» Set exercise
Extract the complete listing and repeat it word for word.

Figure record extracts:
____
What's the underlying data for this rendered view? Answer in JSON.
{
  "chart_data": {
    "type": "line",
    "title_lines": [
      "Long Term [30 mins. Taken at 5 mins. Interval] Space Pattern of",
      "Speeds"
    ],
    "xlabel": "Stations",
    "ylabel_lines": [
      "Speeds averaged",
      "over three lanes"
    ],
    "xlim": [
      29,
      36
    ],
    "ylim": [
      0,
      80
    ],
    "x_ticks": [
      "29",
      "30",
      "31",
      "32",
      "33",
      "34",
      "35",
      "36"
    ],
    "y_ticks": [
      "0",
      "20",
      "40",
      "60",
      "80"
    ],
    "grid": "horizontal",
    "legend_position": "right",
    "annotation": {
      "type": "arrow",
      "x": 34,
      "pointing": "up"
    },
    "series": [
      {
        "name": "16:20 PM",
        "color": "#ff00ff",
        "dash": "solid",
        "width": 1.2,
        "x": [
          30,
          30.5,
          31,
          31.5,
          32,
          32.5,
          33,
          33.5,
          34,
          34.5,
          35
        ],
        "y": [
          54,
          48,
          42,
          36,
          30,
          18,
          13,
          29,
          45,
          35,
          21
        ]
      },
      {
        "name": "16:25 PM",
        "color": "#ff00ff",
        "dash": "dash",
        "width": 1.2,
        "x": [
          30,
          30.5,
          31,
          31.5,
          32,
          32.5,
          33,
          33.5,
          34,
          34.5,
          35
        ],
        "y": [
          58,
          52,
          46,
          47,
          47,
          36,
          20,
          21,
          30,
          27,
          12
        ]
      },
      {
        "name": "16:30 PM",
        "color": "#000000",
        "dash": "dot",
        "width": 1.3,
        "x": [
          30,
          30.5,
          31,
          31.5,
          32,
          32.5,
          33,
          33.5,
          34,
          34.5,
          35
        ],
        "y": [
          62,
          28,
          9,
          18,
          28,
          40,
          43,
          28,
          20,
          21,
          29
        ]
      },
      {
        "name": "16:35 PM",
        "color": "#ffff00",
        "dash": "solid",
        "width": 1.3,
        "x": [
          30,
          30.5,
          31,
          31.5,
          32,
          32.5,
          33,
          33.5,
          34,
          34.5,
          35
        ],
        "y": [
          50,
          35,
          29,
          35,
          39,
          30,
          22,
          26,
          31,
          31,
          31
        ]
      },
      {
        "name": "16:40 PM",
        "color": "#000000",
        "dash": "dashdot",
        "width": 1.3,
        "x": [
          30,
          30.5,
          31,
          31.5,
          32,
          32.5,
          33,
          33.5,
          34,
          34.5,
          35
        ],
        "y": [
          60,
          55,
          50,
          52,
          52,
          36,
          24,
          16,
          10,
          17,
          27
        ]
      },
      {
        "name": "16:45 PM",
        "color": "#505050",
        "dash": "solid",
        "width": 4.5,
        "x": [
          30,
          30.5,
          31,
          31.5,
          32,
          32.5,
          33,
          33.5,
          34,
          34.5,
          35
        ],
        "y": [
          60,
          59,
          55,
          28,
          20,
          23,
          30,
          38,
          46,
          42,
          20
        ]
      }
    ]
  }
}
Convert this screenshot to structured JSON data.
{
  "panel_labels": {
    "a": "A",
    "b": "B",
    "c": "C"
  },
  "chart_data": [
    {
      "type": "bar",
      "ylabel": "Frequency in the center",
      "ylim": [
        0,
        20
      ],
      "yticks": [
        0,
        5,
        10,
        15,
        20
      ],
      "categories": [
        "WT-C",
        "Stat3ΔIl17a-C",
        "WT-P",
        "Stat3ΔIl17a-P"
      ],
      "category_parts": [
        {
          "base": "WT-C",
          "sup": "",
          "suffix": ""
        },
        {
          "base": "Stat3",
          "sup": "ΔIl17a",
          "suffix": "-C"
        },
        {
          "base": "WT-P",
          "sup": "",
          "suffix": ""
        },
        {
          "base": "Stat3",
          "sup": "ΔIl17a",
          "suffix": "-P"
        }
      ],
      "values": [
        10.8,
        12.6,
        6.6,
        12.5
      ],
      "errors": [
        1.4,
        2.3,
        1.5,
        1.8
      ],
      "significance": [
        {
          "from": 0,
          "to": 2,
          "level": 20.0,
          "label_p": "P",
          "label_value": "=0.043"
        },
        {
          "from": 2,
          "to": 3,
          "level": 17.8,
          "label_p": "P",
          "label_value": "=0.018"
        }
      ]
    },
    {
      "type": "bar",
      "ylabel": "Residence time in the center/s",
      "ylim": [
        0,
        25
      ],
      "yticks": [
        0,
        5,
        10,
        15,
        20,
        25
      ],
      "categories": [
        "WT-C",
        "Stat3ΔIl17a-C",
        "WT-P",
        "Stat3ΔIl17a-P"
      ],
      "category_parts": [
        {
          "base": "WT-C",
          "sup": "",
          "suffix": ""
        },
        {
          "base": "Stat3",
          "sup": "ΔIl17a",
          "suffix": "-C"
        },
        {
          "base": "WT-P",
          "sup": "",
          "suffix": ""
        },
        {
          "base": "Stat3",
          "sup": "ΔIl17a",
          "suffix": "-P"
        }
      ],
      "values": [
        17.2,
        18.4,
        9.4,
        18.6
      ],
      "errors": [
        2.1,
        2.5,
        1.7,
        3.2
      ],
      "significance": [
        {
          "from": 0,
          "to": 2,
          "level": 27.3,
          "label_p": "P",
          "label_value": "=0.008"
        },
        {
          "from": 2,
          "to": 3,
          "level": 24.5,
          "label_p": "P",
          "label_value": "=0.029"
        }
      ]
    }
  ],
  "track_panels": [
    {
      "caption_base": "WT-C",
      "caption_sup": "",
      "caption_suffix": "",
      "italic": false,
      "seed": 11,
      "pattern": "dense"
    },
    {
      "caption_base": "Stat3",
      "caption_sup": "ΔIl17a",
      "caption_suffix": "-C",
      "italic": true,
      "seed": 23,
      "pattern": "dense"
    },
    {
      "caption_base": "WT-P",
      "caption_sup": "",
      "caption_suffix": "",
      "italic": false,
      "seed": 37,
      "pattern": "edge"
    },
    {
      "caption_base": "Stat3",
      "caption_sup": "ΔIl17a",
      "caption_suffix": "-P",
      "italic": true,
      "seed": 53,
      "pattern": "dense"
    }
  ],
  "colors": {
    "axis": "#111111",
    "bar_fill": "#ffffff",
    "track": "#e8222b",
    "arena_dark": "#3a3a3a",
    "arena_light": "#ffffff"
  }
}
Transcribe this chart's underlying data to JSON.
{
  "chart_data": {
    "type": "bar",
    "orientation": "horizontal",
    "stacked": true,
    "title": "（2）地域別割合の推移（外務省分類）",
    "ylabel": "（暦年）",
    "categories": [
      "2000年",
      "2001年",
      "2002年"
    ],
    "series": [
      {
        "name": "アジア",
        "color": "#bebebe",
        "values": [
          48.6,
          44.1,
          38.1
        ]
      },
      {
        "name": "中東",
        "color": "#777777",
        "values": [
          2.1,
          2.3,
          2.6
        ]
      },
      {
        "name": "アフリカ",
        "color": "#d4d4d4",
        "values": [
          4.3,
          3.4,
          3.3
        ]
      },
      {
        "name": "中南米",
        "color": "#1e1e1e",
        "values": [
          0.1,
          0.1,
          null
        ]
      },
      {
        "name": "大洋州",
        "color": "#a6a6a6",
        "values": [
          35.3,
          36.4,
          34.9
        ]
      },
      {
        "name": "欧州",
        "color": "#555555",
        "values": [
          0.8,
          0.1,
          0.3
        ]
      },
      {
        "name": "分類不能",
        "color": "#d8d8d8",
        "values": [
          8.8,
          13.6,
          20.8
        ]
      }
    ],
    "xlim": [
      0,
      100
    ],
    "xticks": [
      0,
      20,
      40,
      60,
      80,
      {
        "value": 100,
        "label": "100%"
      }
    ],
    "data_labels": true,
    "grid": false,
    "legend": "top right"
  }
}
____
» Solution to the problem
What's the underlying data for this rendered view? Answer in JSON.
{
  "chart_data": {
    "type": "line",
    "title_lines": [
      "Long Term [30 mins. Taken at 5 mins. Interval] Space Pattern of",
      "Speeds"
    ],
    "xlabel": "Stations",
    "ylabel_lines": [
      "Speeds averaged",
      "over three lanes"
    ],
    "xlim": [
      29,
      36
    ],
    "ylim": [
      0,
      80
    ],
    "x_ticks": [
      "29",
      "30",
      "31",
      "32",
      "33",
      "34",
      "35",
      "36"
    ],
    "y_ticks": [
      "0",
      "20",
      "40",
      "60",
      "80"
    ],
    "grid": "horizontal",
    "legend_position": "right",
    "annotation": {
      "type": "arrow",
      "x": 34,
      "pointing": "up"
    },
    "series": [
      {
        "name": "16:20 PM",
        "color": "#ff00ff",
        "dash": "solid",
        "width": 1.2,
        "x": [
          30,
          30.5,
          31,
          31.5,
          32,
          32.5,
          33,
          33.5,
          34,
          34.5,
          35
        ],
        "y": [
          54,
          48,
          42,
          36,
          30,
          18,
          13,
          29,
          45,
          35,
          21
        ]
      },
      {
        "name": "16:25 PM",
        "color": "#ff00ff",
        "dash": "dash",
        "width": 1.2,
        "x": [
          30,
          30.5,
          31,
          31.5,
          32,
          32.5,
          33,
          33.5,
          34,
          34.5,
          35
        ],
        "y": [
          58,
          52,
          46,
          47,
          47,
          36,
          20,
          21,
          30,
          27,
          12
        ]
      },
      {
        "name": "16:30 PM",
        "color": "#000000",
        "dash": "dot",
        "width": 1.3,
        "x": [
          30,
          30.5,
          31,
          31.5,
          32,
          32.5,
          33,
          33.5,
          34,
          34.5,
          35
        ],
        "y": [
          62,
          28,
          9,
          18,
          28,
          40,
          43,
          28,
          20,
          21,
          29
        ]
      },
      {
        "name": "16:35 PM",
        "color": "#ffff00",
        "dash": "solid",
        "width": 1.3,
        "x": [
          30,
          30.5,
          31,
          31.5,
          32,
          32.5,
          33,
          33.5,
          34,
          34.5,
          35
        ],
        "y": [
          50,
          35,
          29,
          35,
          39,
          30,
          22,
          26,
          31,
          31,
          31
        ]
      },
      {
        "name": "16:40 PM",
        "color": "#000000",
        "dash": "dashdot",
        "width": 1.3,
        "x": [
          30,
          30.5,
          31,
          31.5,
          32,
          32.5,
          33,
          33.5,
          34,
          34.5,
          35
        ],
        "y": [
          60,
          55,
          50,
          52,
          52,
          36,
          24,
          16,
          10,
          17,
          27
        ]
      },
      {
        "name": "16:45 PM",
        "color": "#505050",
        "dash": "solid",
        "width": 4.5,
        "x": [
          30,
          30.5,
          31,
          31.5,
          32,
          32.5,
          33,
          33.5,
          34,
          34.5,
          35
        ],
        "y": [
          60,
          59,
          55,
          28,
          20,
          23,
          30,
          38,
          46,
          42,
          20
        ]
      }
    ]
  }
}
Convert this screenshot to structured JSON data.
{
  "panel_labels": {
    "a": "A",
    "b": "B",
    "c": "C"
  },
  "chart_data": [
    {
      "type": "bar",
      "ylabel": "Frequency in the center",
      "ylim": [
        0,
        20
      ],
      "yticks": [
        0,
        5,
        10,
        15,
        20
      ],
      "categories": [
        "WT-C",
        "Stat3ΔIl17a-C",
        "WT-P",
        "Stat3ΔIl17a-P"
      ],
      "category_parts": [
        {
          "base": "WT-C",
          "sup": "",
          "suffix": ""
        },
        {
          "base": "Stat3",
          "sup": "ΔIl17a",
          "suffix": "-C"
        },
        {
          "base": "WT-P",
          "sup": "",
          "suffix": ""
        },
        {
          "base": "Stat3",
          "sup": "ΔIl17a",
          "suffix": "-P"
        }
      ],
      "values": [
        10.8,
        12.6,
        6.6,
        12.5
      ],
      "errors": [
        1.4,
        2.3,
        1.5,
        1.8
      ],
      "significance": [
        {
          "from": 0,
          "to": 2,
          "level": 20.0,
          "label_p": "P",
          "label_value": "=0.043"
        },
        {
          "from": 2,
          "to": 3,
          "level": 17.8,
          "label_p": "P",
          "label_value": "=0.018"
        }
      ]
    },
    {
      "type": "bar",
      "ylabel": "Residence time in the center/s",
      "ylim": [
        0,
        25
      ],
      "yticks": [
        0,
        5,
        10,
        15,
        20,
        25
      ],
      "categories": [
        "WT-C",
        "Stat3ΔIl17a-C",
        "WT-P",
        "Stat3ΔIl17a-P"
      ],
      "category_parts": [
        {
          "base": "WT-C",
          "sup": "",
          "suffix": ""
        },
        {
          "base": "Stat3",
          "sup": "ΔIl17a",
          "suffix": "-C"
        },
        {
          "base": "WT-P",
          "sup": "",
          "suffix": ""
        },
        {
          "base": "Stat3",
          "sup": "ΔIl17a",
          "suffix": "-P"
        }
      ],
      "values": [
        17.2,
        18.4,
        9.4,
        18.6
      ],
      "errors": [
        2.1,
        2.5,
        1.7,
        3.2
      ],
      "significance": [
        {
          "from": 0,
          "to": 2,
          "level": 27.3,
          "label_p": "P",
          "label_value": "=0.008"
        },
        {
          "from": 2,
          "to": 3,
          "level": 24.5,
          "label_p": "P",
          "label_value": "=0.029"
        }
      ]
    }
  ],
  "track_panels": [
    {
      "caption_base": "WT-C",
      "caption_sup": "",
      "caption_suffix": "",
      "italic": false,
      "seed": 11,
      "pattern": "dense"
    },
    {
      "caption_base": "Stat3",
      "caption_sup": "ΔIl17a",
      "caption_suffix": "-C",
      "italic": true,
      "seed": 23,
      "pattern": "dense"
    },
    {
      "caption_base": "WT-P",
      "caption_sup": "",
      "caption_suffix": "",
      "italic": false,
      "seed": 37,
      "pattern": "edge"
    },
    {
      "caption_base": "Stat3",
      "caption_sup": "ΔIl17a",
      "caption_suffix": "-P",
      "italic": true,
      "seed": 53,
      "pattern": "dense"
    }
  ],
  "colors": {
    "axis": "#111111",
    "bar_fill": "#ffffff",
    "track": "#e8222b",
    "arena_dark": "#3a3a3a",
    "arena_light": "#ffffff"
  }
}
Transcribe this chart's underlying data to JSON.
{
  "chart_data": {
    "type": "bar",
    "orientation": "horizontal",
    "stacked": true,
    "title": "（2）地域別割合の推移（外務省分類）",
    "ylabel": "（暦年）",
    "categories": [
      "2000年",
      "2001年",
      "2002年"
    ],
    "series": [
      {
        "name": "アジア",
        "color": "#bebebe",
        "values": [
          48.6,
          44.1,
          38.1
        ]
      },
      {
        "name": "中東",
        "color": "#777777",
        "values": [
          2.1,
          2.3,
          2.6
        ]
      },
      {
        "name": "アフリカ",
        "color": "#d4d4d4",
        "values": [
          4.3,
          3.4,
          3.3
        ]
      },
      {
        "name": "中南米",
        "color": "#1e1e1e",
        "values": [
          0.1,
          0.1,
          null
        ]
      },
      {
        "name": "大洋州",
        "color": "#a6a6a6",
        "values": [
          35.3,
          36.4,
          34.9
        ]
      },
      {
        "name": "欧州",
        "color": "#555555",
        "values": [
          0.8,
          0.1,
          0.3
        ]
      },
      {
        "name": "分類不能",
        "color": "#d8d8d8",
        "values": [
          8.8,
          13.6,
          20.8
        ]
      }
    ],
    "xlim": [
      0,
      100
    ],
    "xticks": [
      0,
      20,
      40,
      60,
      80,
      {
        "value": 100,
        "label": "100%"
      }
    ],
    "data_labels": true,
    "grid": false,
    "legend": "top right"
  }
}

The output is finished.